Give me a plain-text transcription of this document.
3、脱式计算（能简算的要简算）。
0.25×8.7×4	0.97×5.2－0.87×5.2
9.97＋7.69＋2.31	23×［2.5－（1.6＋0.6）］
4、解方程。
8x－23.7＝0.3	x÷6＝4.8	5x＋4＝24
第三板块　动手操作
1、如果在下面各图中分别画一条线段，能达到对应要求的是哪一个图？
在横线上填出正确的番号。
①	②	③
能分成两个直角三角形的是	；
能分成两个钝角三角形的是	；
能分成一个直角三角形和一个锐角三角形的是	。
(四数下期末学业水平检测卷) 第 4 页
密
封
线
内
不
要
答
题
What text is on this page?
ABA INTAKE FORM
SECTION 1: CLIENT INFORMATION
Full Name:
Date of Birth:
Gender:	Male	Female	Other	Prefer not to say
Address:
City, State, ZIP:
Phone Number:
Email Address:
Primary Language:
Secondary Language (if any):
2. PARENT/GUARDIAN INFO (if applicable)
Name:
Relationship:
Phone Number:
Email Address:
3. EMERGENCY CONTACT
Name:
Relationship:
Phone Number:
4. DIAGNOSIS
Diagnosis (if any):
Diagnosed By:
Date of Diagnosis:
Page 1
========================================
- [THE TASK]
Exactly as written, please output every entry.

- [WRITTEN RESPONSE]
Give me a plain-text transcription of this document.
3、脱式计算（能简算的要简算）。
0.25×8.7×4	0.97×5.2－0.87×5.2
9.97＋7.69＋2.31	23×［2.5－（1.6＋0.6）］
4、解方程。
8x－23.7＝0.3	x÷6＝4.8	5x＋4＝24
第三板块　动手操作
1、如果在下面各图中分别画一条线段，能达到对应要求的是哪一个图？
在横线上填出正确的番号。
①	②	③
能分成两个直角三角形的是	；
能分成两个钝角三角形的是	；
能分成一个直角三角形和一个锐角三角形的是	。
(四数下期末学业水平检测卷) 第 4 页
密
封
线
内
不
要
答
题
What text is on this page?
ABA INTAKE FORM
SECTION 1: CLIENT INFORMATION
Full Name:
Date of Birth:
Gender:	Male	Female	Other	Prefer not to say
Address:
City, State, ZIP:
Phone Number:
Email Address:
Primary Language:
Secondary Language (if any):
2. PARENT/GUARDIAN INFO (if applicable)
Name:
Relationship:
Phone Number:
Email Address:
3. EMERGENCY CONTACT
Name:
Relationship:
Phone Number:
4. DIAGNOSIS
Diagnosis (if any):
Diagnosed By:
Date of Diagnosis:
Page 1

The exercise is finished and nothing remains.